• Stored data entries:
* Begin *
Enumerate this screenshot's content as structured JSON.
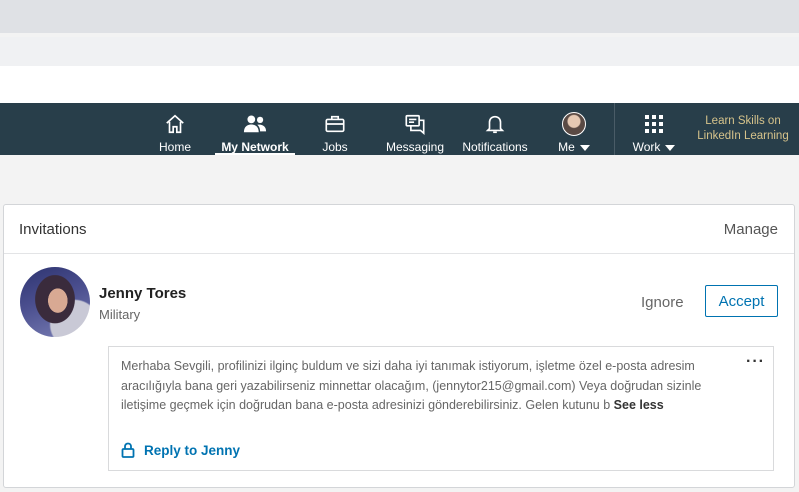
{
  "nav": {
    "items": [
      {
        "key": "home",
        "label": "Home",
        "icon": "home-icon"
      },
      {
        "key": "network",
        "label": "My Network",
        "icon": "people-icon"
      },
      {
        "key": "jobs",
        "label": "Jobs",
        "icon": "briefcase-icon"
      },
      {
        "key": "messaging",
        "label": "Messaging",
        "icon": "chat-icon"
      },
      {
        "key": "notifications",
        "label": "Notifications",
        "icon": "bell-icon"
      },
      {
        "key": "me",
        "label": "Me",
        "icon": "avatar"
      },
      {
        "key": "work",
        "label": "Work",
        "icon": "grid-icon"
      }
    ],
    "learning_line1": "Learn Skills on",
    "learning_line2": "LinkedIn Learning"
  },
  "colors": {
    "nav_bg": "#283e4a",
    "accent": "#0073b1",
    "learning_gold": "#d6c38b"
  },
  "invitations": {
    "title": "Invitations",
    "manage_label": "Manage",
    "item": {
      "name": "Jenny Tores",
      "headline": "Military",
      "ignore_label": "Ignore",
      "accept_label": "Accept",
      "message": "Merhaba Sevgili, profilinizi ilginç buldum ve sizi daha iyi tanımak istiyorum, işletme özel e-posta adresim aracılığıyla bana geri yazabilirseniz minnettar olacağım, (jennytor215@gmail.com) Veya doğrudan sizinle iletişime geçmek için doğrudan bana e-posta adresinizi gönderebilirsiniz. Gelen kutunu b",
      "see_less_label": "See less",
      "more_label": "···",
      "reply_label": "Reply to Jenny"
    }
  }
}
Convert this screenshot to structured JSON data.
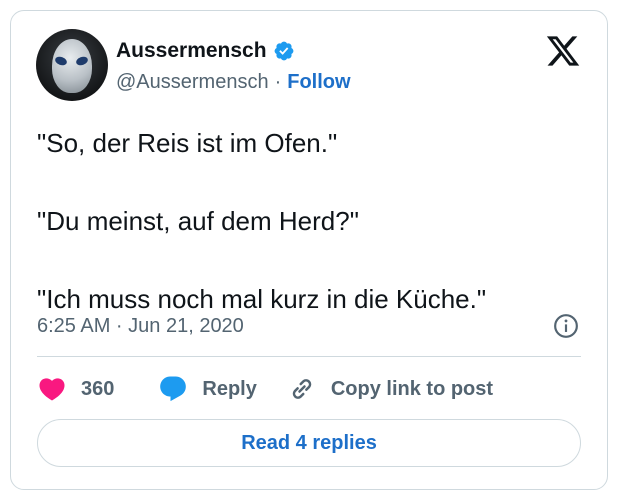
{
  "author": {
    "name": "Aussermensch",
    "handle": "@Aussermensch",
    "separator": "·",
    "follow_label": "Follow"
  },
  "tweet": {
    "lines": [
      "\"So, der Reis ist im Ofen.\"",
      "\"Du meinst, auf dem Herd?\"",
      "\"Ich muss noch mal kurz in die Küche.\""
    ],
    "timestamp": "6:25 AM · Jun 21, 2020"
  },
  "actions": {
    "like_count": "360",
    "reply_label": "Reply",
    "copy_label": "Copy link to post"
  },
  "footer": {
    "read_replies_label": "Read 4 replies"
  },
  "colors": {
    "accent": "#1d6fc9",
    "like": "#f91880",
    "verified": "#1d9bf0",
    "text": "#0f1419",
    "muted": "#536471",
    "border": "#cfd9de"
  },
  "icons": [
    "verified-badge-icon",
    "x-logo-icon",
    "info-icon",
    "heart-icon",
    "reply-bubble-icon",
    "link-icon"
  ]
}
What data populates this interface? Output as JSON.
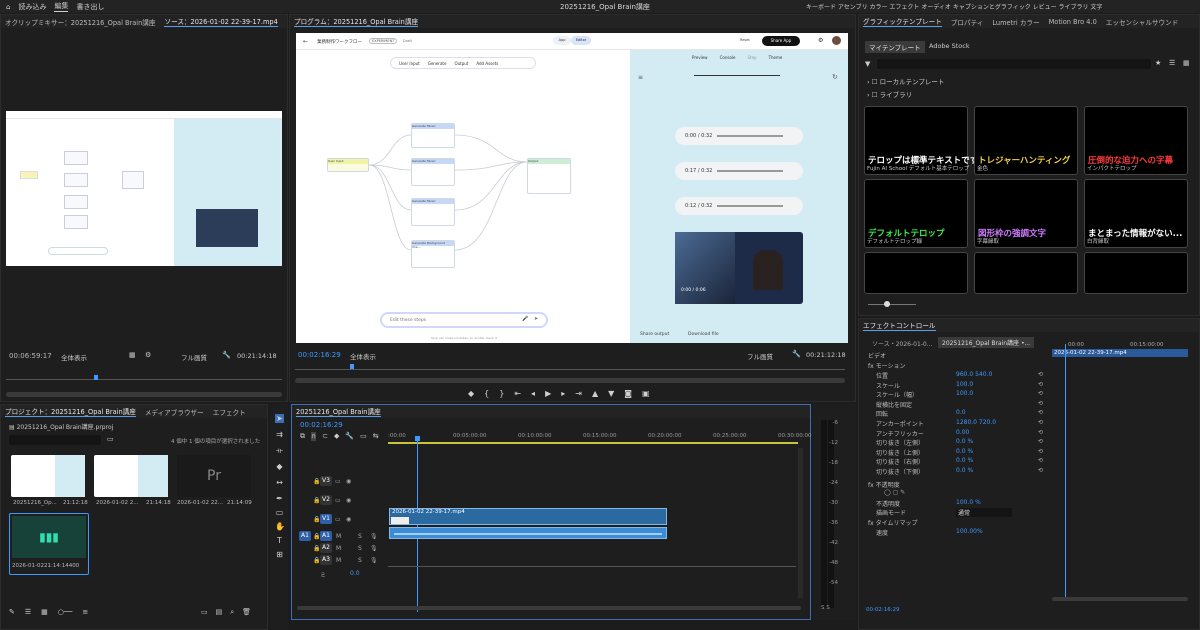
{
  "topbar": {
    "tabs": [
      "読み込み",
      "編集",
      "書き出し"
    ],
    "active_tab": "編集",
    "project_title": "20251216_Opal Brain講座",
    "menus": "キーボード アセンブリ カラー エフェクト オーディオ キャプションとグラフィック レビュー ライブラリ 文字"
  },
  "source": {
    "tabs": [
      "オクリップミキサー：20251216_Opal Brain講座",
      "ソース：2026-01-02 22-39-17.mp4",
      "デイ"
    ],
    "timecode": "00:06:59:17",
    "zoom": "全体表示",
    "quality": "フル画質",
    "duration": "00:21:14:18"
  },
  "program": {
    "tab": "プログラム：20251216_Opal Brain講座",
    "timecode": "00:02:16:29",
    "zoom": "全体表示",
    "quality": "フル画質",
    "duration": "00:21:12:18"
  },
  "opal": {
    "title": "業務制作ワークフロー",
    "badge": "EXPERIMENT",
    "status": "Draft",
    "app_tab": "App",
    "editor_tab": "Editor",
    "reset": "Reset",
    "share": "Share App",
    "tools": [
      "User Input",
      "Generate",
      "Output",
      "Add Assets"
    ],
    "preview_tabs": [
      "Preview",
      "Console",
      "Step",
      "Theme"
    ],
    "edit_placeholder": "Edit these steps",
    "footer": "Opal can make mistakes, so double check it",
    "share_output": "Share output",
    "download": "Download file",
    "audio": [
      "0:00 / 0:32",
      "0:17 / 0:32",
      "0:12 / 0:32"
    ],
    "video_time": "0:00 / 0:06",
    "nodes": [
      "User Input",
      "Generate Music",
      "Generate Music",
      "Generate Music",
      "Generate Background Ima...",
      "Output"
    ]
  },
  "graphics": {
    "tabs": [
      "グラフィックテンプレート",
      "プロパティ",
      "Lumetri カラー",
      "Motion Bro 4.0",
      "エッセンシャルサウンド"
    ],
    "subtabs": [
      "マイテンプレート",
      "Adobe Stock"
    ],
    "tree": [
      "ローカルテンプレート",
      "ライブラリ"
    ],
    "templates": [
      {
        "text": "テロップは標準テキストです。",
        "cap": "Fujin AI School デフォルト基本テロップ"
      },
      {
        "text": "トレジャーハンティング",
        "cap": "金色"
      },
      {
        "text": "圧倒的な迫力への字幕",
        "cap": "インパクトテロップ"
      },
      {
        "text": "デフォルトテロップ",
        "cap": "デフォルトテロップ緑"
      },
      {
        "text": "図形枠の強調文字",
        "cap": "字幕縁取"
      },
      {
        "text": "まとまった情報がない...",
        "cap": "白背縁取"
      }
    ]
  },
  "effects": {
    "tab": "エフェクトコントロール",
    "source": "ソース・2026-01-0...",
    "seq": "20251216_Opal Brain講座 •...",
    "ruler": [
      "00:00",
      "00:15:00:00"
    ],
    "clip": "2026-01-02 22-39-17.mp4",
    "video_label": "ビデオ",
    "motion": "モーション",
    "props": [
      {
        "name": "位置",
        "value": "960.0    540.0"
      },
      {
        "name": "スケール",
        "value": "100.0"
      },
      {
        "name": "スケール（幅）",
        "value": "100.0"
      },
      {
        "name": "縦横比を固定",
        "value": ""
      },
      {
        "name": "回転",
        "value": "0.0"
      },
      {
        "name": "アンカーポイント",
        "value": "1280.0    720.0"
      },
      {
        "name": "アンチフリッカー",
        "value": "0.00"
      },
      {
        "name": "切り抜き（左側）",
        "value": "0.0 %"
      },
      {
        "name": "切り抜き（上側）",
        "value": "0.0 %"
      },
      {
        "name": "切り抜き（右側）",
        "value": "0.0 %"
      },
      {
        "name": "切り抜き（下側）",
        "value": "0.0 %"
      }
    ],
    "opacity": "不透明度",
    "opacity_value": "100.0 %",
    "blend": "描画モード",
    "blend_value": "通常",
    "time_remap": "タイムリマップ",
    "speed": "速度",
    "speed_value": "100.00%",
    "footer_time": "00:02:16:29"
  },
  "project": {
    "tabs": [
      "プロジェクト：20251216_Opal Brain講座",
      "メディアブラウザー",
      "エフェクト"
    ],
    "file": "20251216_Opal Brain講座.prproj",
    "count": "4 個中 1 個の項目が選択されました",
    "items": [
      {
        "name": "20251216_Op...",
        "dur": "21:12:18"
      },
      {
        "name": "2026-01-02 2...",
        "dur": "21:14:18"
      },
      {
        "name": "2026-01-02 22...",
        "dur": "21:14:09"
      },
      {
        "name": "2026-01-02...",
        "dur": "21:14:14400"
      }
    ]
  },
  "timeline": {
    "tab": "20251216_Opal Brain講座",
    "timecode": "00:02:16:29",
    "ruler": [
      ":00:00",
      "00:05:00:00",
      "00:10:00:00",
      "00:15:00:00",
      "00:20:00:00",
      "00:25:00:00",
      "00:30:00:00"
    ],
    "tracks": [
      "V3",
      "V2",
      "V1",
      "A1",
      "A2",
      "A3"
    ],
    "clip": "2026-01-02 22-39-17.mp4",
    "master": "ミ",
    "master_val": "0.0",
    "levels": [
      "-6",
      "-12",
      "-18",
      "-24",
      "-30",
      "-36",
      "-42",
      "-48",
      "-54"
    ],
    "level_foot": "S S"
  }
}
* End *
Copy the records above exactly, omitting every picture.

Enumerate this screenshot's content as structured JSON.
{
  "nav": {
    "items": [
      {
        "key": "home",
        "label": "Home",
        "icon": "home-icon"
      },
      {
        "key": "network",
        "label": "My Network",
        "icon": "people-icon"
      },
      {
        "key": "jobs",
        "label": "Jobs",
        "icon": "briefcase-icon"
      },
      {
        "key": "messaging",
        "label": "Messaging",
        "icon": "chat-icon"
      },
      {
        "key": "notifications",
        "label": "Notifications",
        "icon": "bell-icon"
      },
      {
        "key": "me",
        "label": "Me",
        "icon": "avatar"
      },
      {
        "key": "work",
        "label": "Work",
        "icon": "grid-icon"
      }
    ],
    "learning_line1": "Learn Skills on",
    "learning_line2": "LinkedIn Learning"
  },
  "colors": {
    "nav_bg": "#283e4a",
    "accent": "#0073b1",
    "learning_gold": "#d6c38b"
  },
  "invitations": {
    "title": "Invitations",
    "manage_label": "Manage",
    "item": {
      "name": "Jenny Tores",
      "headline": "Military",
      "ignore_label": "Ignore",
      "accept_label": "Accept",
      "message": "Merhaba Sevgili, profilinizi ilginç buldum ve sizi daha iyi tanımak istiyorum, işletme özel e-posta adresim aracılığıyla bana geri yazabilirseniz minnettar olacağım, (jennytor215@gmail.com) Veya doğrudan sizinle iletişime geçmek için doğrudan bana e-posta adresinizi gönderebilirsiniz. Gelen kutunu b",
      "see_less_label": "See less",
      "more_label": "···",
      "reply_label": "Reply to Jenny"
    }
  }
}
Convert this screenshot to structured JSON data.
{
  "author": {
    "name": "Aussermensch",
    "handle": "@Aussermensch",
    "separator": "·",
    "follow_label": "Follow"
  },
  "tweet": {
    "lines": [
      "\"So, der Reis ist im Ofen.\"",
      "\"Du meinst, auf dem Herd?\"",
      "\"Ich muss noch mal kurz in die Küche.\""
    ],
    "timestamp": "6:25 AM · Jun 21, 2020"
  },
  "actions": {
    "like_count": "360",
    "reply_label": "Reply",
    "copy_label": "Copy link to post"
  },
  "footer": {
    "read_replies_label": "Read 4 replies"
  },
  "colors": {
    "accent": "#1d6fc9",
    "like": "#f91880",
    "verified": "#1d9bf0",
    "text": "#0f1419",
    "muted": "#536471",
    "border": "#cfd9de"
  },
  "icons": [
    "verified-badge-icon",
    "x-logo-icon",
    "info-icon",
    "heart-icon",
    "reply-bubble-icon",
    "link-icon"
  ]
}
What data populates this interface? Output as JSON.
{
  "topbar": {
    "tabs": [
      "読み込み",
      "編集",
      "書き出し"
    ],
    "active_tab": "編集",
    "project_title": "20251216_Opal Brain講座",
    "menus": "キーボード アセンブリ カラー エフェクト オーディオ キャプションとグラフィック レビュー ライブラリ 文字"
  },
  "source": {
    "tabs": [
      "オクリップミキサー：20251216_Opal Brain講座",
      "ソース：2026-01-02 22-39-17.mp4",
      "デイ"
    ],
    "timecode": "00:06:59:17",
    "zoom": "全体表示",
    "quality": "フル画質",
    "duration": "00:21:14:18"
  },
  "program": {
    "tab": "プログラム：20251216_Opal Brain講座",
    "timecode": "00:02:16:29",
    "zoom": "全体表示",
    "quality": "フル画質",
    "duration": "00:21:12:18"
  },
  "opal": {
    "title": "業務制作ワークフロー",
    "badge": "EXPERIMENT",
    "status": "Draft",
    "app_tab": "App",
    "editor_tab": "Editor",
    "reset": "Reset",
    "share": "Share App",
    "tools": [
      "User Input",
      "Generate",
      "Output",
      "Add Assets"
    ],
    "preview_tabs": [
      "Preview",
      "Console",
      "Step",
      "Theme"
    ],
    "edit_placeholder": "Edit these steps",
    "footer": "Opal can make mistakes, so double check it",
    "share_output": "Share output",
    "download": "Download file",
    "audio": [
      "0:00 / 0:32",
      "0:17 / 0:32",
      "0:12 / 0:32"
    ],
    "video_time": "0:00 / 0:06",
    "nodes": [
      "User Input",
      "Generate Music",
      "Generate Music",
      "Generate Music",
      "Generate Background Ima...",
      "Output"
    ]
  },
  "graphics": {
    "tabs": [
      "グラフィックテンプレート",
      "プロパティ",
      "Lumetri カラー",
      "Motion Bro 4.0",
      "エッセンシャルサウンド"
    ],
    "subtabs": [
      "マイテンプレート",
      "Adobe Stock"
    ],
    "tree": [
      "ローカルテンプレート",
      "ライブラリ"
    ],
    "templates": [
      {
        "text": "テロップは標準テキストです。",
        "cap": "Fujin AI School デフォルト基本テロップ"
      },
      {
        "text": "トレジャーハンティング",
        "cap": "金色"
      },
      {
        "text": "圧倒的な迫力への字幕",
        "cap": "インパクトテロップ"
      },
      {
        "text": "デフォルトテロップ",
        "cap": "デフォルトテロップ緑"
      },
      {
        "text": "図形枠の強調文字",
        "cap": "字幕縁取"
      },
      {
        "text": "まとまった情報がない...",
        "cap": "白背縁取"
      }
    ]
  },
  "effects": {
    "tab": "エフェクトコントロール",
    "source": "ソース・2026-01-0...",
    "seq": "20251216_Opal Brain講座 •...",
    "ruler": [
      "00:00",
      "00:15:00:00"
    ],
    "clip": "2026-01-02 22-39-17.mp4",
    "video_label": "ビデオ",
    "motion": "モーション",
    "props": [
      {
        "name": "位置",
        "value": "960.0    540.0"
      },
      {
        "name": "スケール",
        "value": "100.0"
      },
      {
        "name": "スケール（幅）",
        "value": "100.0"
      },
      {
        "name": "縦横比を固定",
        "value": ""
      },
      {
        "name": "回転",
        "value": "0.0"
      },
      {
        "name": "アンカーポイント",
        "value": "1280.0    720.0"
      },
      {
        "name": "アンチフリッカー",
        "value": "0.00"
      },
      {
        "name": "切り抜き（左側）",
        "value": "0.0 %"
      },
      {
        "name": "切り抜き（上側）",
        "value": "0.0 %"
      },
      {
        "name": "切り抜き（右側）",
        "value": "0.0 %"
      },
      {
        "name": "切り抜き（下側）",
        "value": "0.0 %"
      }
    ],
    "opacity": "不透明度",
    "opacity_value": "100.0 %",
    "blend": "描画モード",
    "blend_value": "通常",
    "time_remap": "タイムリマップ",
    "speed": "速度",
    "speed_value": "100.00%",
    "footer_time": "00:02:16:29"
  },
  "project": {
    "tabs": [
      "プロジェクト：20251216_Opal Brain講座",
      "メディアブラウザー",
      "エフェクト"
    ],
    "file": "20251216_Opal Brain講座.prproj",
    "count": "4 個中 1 個の項目が選択されました",
    "items": [
      {
        "name": "20251216_Op...",
        "dur": "21:12:18"
      },
      {
        "name": "2026-01-02 2...",
        "dur": "21:14:18"
      },
      {
        "name": "2026-01-02 22...",
        "dur": "21:14:09"
      },
      {
        "name": "2026-01-02...",
        "dur": "21:14:14400"
      }
    ]
  },
  "timeline": {
    "tab": "20251216_Opal Brain講座",
    "timecode": "00:02:16:29",
    "ruler": [
      ":00:00",
      "00:05:00:00",
      "00:10:00:00",
      "00:15:00:00",
      "00:20:00:00",
      "00:25:00:00",
      "00:30:00:00"
    ],
    "tracks": [
      "V3",
      "V2",
      "V1",
      "A1",
      "A2",
      "A3"
    ],
    "clip": "2026-01-02 22-39-17.mp4",
    "master": "ミ",
    "master_val": "0.0",
    "levels": [
      "-6",
      "-12",
      "-18",
      "-24",
      "-30",
      "-36",
      "-42",
      "-48",
      "-54"
    ],
    "level_foot": "S S"
  }
}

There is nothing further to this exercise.